WHAT NEEDS TO BE DONE = For the records below, say how many lines contain the string "name". Give the number only.

LISTED RECORDS =
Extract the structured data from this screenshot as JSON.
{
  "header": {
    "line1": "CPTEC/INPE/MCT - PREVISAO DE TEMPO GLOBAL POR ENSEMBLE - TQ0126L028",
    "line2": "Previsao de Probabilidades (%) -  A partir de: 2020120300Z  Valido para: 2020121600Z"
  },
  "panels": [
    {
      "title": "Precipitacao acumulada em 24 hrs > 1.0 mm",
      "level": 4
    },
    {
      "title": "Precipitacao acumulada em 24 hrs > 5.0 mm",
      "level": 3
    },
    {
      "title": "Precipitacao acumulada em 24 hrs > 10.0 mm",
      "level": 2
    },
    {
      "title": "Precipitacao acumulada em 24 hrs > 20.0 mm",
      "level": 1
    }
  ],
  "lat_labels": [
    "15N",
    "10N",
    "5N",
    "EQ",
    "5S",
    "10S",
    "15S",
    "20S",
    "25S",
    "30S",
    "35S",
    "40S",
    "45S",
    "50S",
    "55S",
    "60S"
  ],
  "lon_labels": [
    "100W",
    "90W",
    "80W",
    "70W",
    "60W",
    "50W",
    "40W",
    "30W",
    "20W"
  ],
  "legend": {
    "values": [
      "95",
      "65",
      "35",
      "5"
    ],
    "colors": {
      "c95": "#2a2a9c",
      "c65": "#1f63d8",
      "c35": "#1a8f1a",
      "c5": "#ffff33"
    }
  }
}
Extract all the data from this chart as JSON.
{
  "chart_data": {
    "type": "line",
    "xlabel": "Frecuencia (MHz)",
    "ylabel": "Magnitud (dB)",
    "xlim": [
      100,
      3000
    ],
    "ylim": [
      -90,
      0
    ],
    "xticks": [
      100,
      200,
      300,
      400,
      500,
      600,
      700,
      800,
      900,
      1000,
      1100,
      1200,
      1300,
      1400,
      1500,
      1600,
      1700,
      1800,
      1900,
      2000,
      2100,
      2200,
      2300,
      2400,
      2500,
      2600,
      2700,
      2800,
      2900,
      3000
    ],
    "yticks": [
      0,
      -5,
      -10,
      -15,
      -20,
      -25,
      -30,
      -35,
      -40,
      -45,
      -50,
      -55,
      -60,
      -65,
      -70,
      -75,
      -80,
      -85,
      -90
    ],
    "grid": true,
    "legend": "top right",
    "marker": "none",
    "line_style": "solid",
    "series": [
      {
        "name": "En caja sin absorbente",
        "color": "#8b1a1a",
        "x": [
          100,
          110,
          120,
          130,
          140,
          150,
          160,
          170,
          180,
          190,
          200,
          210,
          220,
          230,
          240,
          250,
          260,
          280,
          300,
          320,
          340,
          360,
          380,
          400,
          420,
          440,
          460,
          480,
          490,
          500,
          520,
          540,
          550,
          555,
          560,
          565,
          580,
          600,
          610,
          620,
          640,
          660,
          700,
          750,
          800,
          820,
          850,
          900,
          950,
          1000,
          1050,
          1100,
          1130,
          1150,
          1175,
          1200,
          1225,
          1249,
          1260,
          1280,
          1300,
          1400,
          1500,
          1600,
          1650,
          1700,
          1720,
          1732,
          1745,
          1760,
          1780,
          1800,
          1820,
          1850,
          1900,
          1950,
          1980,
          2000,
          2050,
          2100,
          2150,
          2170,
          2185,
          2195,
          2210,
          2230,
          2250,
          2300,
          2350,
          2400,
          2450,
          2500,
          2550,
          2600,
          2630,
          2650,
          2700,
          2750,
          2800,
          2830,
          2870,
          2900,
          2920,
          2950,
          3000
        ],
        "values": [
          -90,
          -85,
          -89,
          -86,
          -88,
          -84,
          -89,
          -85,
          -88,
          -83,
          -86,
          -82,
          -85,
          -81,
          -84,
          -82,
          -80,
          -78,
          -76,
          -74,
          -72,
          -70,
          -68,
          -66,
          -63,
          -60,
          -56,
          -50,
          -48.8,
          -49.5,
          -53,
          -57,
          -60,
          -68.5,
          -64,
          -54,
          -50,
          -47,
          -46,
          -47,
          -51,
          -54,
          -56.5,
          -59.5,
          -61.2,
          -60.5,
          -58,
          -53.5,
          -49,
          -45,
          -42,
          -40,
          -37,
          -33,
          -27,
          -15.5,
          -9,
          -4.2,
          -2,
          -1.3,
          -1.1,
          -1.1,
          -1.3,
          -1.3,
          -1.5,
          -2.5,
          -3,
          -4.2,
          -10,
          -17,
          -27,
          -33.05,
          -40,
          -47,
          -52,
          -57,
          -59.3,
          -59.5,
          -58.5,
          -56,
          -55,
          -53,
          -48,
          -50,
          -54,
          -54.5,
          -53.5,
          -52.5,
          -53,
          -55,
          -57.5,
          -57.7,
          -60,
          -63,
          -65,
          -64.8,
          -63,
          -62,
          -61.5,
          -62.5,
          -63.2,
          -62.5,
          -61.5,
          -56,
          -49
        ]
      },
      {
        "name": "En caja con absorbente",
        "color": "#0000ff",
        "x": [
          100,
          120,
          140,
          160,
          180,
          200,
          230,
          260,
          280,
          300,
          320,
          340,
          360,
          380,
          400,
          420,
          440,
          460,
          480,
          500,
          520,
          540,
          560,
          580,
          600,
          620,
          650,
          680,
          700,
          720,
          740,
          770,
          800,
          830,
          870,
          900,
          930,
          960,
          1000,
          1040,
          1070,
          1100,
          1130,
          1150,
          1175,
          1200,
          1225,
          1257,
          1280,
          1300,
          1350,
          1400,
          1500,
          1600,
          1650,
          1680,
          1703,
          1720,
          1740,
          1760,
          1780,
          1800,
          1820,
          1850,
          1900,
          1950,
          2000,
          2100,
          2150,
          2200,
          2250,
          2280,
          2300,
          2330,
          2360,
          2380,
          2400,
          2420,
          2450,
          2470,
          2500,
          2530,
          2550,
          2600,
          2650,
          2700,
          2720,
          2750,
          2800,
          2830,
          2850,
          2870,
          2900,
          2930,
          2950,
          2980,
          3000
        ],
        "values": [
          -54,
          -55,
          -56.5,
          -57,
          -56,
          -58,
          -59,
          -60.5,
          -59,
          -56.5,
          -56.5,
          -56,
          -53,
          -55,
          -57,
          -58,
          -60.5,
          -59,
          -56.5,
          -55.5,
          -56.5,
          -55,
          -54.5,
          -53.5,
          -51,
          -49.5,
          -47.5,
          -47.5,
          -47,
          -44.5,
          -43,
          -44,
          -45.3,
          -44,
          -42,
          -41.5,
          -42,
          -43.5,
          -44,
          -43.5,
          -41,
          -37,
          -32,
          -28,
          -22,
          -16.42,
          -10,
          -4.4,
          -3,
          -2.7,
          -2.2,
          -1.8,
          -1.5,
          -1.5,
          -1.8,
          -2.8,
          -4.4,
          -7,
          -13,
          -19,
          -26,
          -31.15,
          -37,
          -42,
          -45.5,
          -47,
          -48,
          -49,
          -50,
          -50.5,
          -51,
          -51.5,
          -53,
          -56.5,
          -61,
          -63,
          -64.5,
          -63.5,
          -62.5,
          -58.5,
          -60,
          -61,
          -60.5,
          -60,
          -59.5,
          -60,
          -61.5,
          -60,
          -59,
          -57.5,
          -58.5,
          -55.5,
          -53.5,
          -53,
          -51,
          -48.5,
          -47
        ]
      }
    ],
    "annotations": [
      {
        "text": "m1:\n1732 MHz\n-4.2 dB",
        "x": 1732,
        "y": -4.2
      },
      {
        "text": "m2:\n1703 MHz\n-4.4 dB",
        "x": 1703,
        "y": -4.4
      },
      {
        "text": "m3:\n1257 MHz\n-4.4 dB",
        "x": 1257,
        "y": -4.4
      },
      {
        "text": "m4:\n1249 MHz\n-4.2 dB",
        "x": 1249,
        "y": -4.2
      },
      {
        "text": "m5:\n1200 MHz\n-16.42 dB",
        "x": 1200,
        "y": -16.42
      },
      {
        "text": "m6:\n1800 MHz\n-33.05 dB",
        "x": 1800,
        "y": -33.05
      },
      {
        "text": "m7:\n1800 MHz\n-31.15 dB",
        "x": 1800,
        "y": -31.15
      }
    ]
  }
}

THE RESPONSE = 2